» **SUPPLIED TEXT**
[start]

From benefit corporations to social purpose companies: when capitalism seeks to reconcile profit with the common good

From benefit corporations to social purpose companies: when capitalism seeks to reconcile profit with the common good

Can the inclusion of social or environmental objectives in a company’s articles of association help to make them more virtuous? Whilst it may help promote a shift in business mindsets, it may also amount to little more than ‘fairwashing’.

(calypso77/adobe stock)

In November 2020, Camif stood firm in its boycott of Black Friday. The French online furniture sales company closed all access to its website, as it has been doing since 2017, when its board of directors decided to adopt the legal form of société à mission, a ‘mission-driven company’. Two years before a French law designed to modernise companies officially recognised this legal form, a committee bringing together the stakeholders – employees, shareholders, suppliers and customers – as well as “leading experts in sustainable development”, set a guideline for Camif and included it in its articles of association. It set itself the task of “offering products and services for the home that are designed to benefit people and the planet” as well as involving “consumers, partners, suppliers and local actors” in its governance.

In line with this philosophy, Emery Jacquillat, who took over the former mail order cooperative, founded in 1947, a year after it went bankrupt in 2008, decided to forgo the day of the year that symbolises unbridled consumption. Since becoming the head of Camif, its CEO has been a French pioneer, developing the idea of giving the company a mission, making social or environmental objectives an integral part of its activity. “I wanted to take the bull by the horns straight away,” he tells Equal Times. “When I told the shareholders, ‘we’re shutting down the site’, their initial response was that it could not be done, because Black Friday was the most important day for e-commerce.” But having managed to convince them, it has to be said that, from a marketing perspective, the move has paid off. By taking a stand against overconsumption, Jacquillat caught the media’s attention. And the business is doing well.

But over and above the benefits drawn from the publicity, Camif’s CEO insists on being driven by a genuine desire to contribute to the kind of “world we want to leave to our children, which is not the world of Amazon”. The French entrepreneur’s stated aim is to encourage “another way of consuming. Consuming less, but better […] and giving consumers back the power to boost local business.” The company prides itself on its local customer base, with domestic sales representing “93 per cent of its turnover”.

[end]

» **PROBLEM SET**
[a] Rewrite the paragraph of the article on mission-driven companies that begins "In November 2020, Camif stood firm" as a shorter paragraph, keeping its main facts.
[b] Carry on the article about mission-driven companies from the point where it stops.
The records come after this article and are separate material.

» **SUPPLIED DATA**

[start]

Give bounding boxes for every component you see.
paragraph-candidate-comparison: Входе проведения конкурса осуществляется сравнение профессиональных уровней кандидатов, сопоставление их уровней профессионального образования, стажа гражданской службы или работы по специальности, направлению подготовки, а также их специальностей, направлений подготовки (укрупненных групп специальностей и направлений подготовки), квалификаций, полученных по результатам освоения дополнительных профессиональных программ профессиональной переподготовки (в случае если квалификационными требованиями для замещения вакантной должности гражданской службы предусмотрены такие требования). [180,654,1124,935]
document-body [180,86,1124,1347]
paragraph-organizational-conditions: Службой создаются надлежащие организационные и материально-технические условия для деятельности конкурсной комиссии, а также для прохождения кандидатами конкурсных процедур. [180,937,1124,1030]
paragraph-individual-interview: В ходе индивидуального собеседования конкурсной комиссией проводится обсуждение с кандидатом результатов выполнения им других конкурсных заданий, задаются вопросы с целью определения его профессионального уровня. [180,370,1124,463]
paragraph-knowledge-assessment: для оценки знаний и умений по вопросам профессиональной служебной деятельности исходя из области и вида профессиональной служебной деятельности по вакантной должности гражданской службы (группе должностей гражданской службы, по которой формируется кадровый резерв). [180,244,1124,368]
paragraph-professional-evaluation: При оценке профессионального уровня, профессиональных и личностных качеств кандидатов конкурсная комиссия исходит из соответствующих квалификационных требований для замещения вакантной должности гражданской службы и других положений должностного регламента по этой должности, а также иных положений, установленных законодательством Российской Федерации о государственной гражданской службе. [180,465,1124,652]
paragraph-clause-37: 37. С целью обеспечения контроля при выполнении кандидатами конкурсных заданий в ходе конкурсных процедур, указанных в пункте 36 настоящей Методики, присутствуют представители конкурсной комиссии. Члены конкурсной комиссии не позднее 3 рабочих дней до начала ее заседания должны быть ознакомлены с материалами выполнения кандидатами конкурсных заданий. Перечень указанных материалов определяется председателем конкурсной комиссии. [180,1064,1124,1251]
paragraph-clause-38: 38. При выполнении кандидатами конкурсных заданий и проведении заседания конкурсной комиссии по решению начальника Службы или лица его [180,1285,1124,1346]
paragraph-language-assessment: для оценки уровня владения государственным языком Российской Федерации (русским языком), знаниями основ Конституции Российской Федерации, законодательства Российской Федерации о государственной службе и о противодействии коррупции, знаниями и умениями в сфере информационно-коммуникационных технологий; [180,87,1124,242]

[end]

» **ANSWERS TO THE EXERCISE**
[a] In November 2020, the French online furniture seller Camif again boycotted Black Friday by closing access to its website. It has done this since 2017, when its board adopted the legal form of a société à mission, or "mission-driven company," two years before a French law recognized that form. A committee of stakeholders (employees, shareholders, suppliers and customers) and sustainability experts set a guideline that was written into the articles of association. Under it, Camif commits to offering home products and services that benefit people and the planet and to involving consumers, partners, suppliers and local actors in its governance.

[b]
As for its social impact, Jacquillat once again contrasts the firm with the US online sales giant: “Every job at Camif supports 14 others in France. At Amazon, for every job created, two others are destroyed”.

Also in France, researchers from the École des Mines de Paris and the Collège des Bernardins have contributed to stimulating debate on this new type of business model. Armand Hatchuel, professor of management sciences and design engineering, is one of them. Together with his colleague Blanche Segrestin, he took part in writing a book proposing a new type of company, with a broader purpose, Société à Objet Social Étendu – Proposition pour un nouveau statut d’entreprise (A Company with an Expanded Corporate Purpose – A Proposal for a New Business Form). The aim of the work, says the researcher, was to “explore the possibility of companies having societal and environmental aims that are as legitimate as their profit-making objective, and inscribing this in their articles of association”.

The deregulation of the incorporation of sociétés anonymes or public limited companies under French law dates back to 1867. Prior to that, founding a company of this kind required authorisation from the state, which would grant it if the corporate purpose was considered to be in the collective interest. Companies with major infrastructures such as canals, dockyards or railways were among those who benefitted. “But with the deregulation of public limited companies, the idea of a social purpose lost its value,” explains Hatchuel. Since then, articles of association only have to refer to the company’s activity and its legal nature. For all those years, a company’s only purpose was the distribution of profits and losses among its shareholders.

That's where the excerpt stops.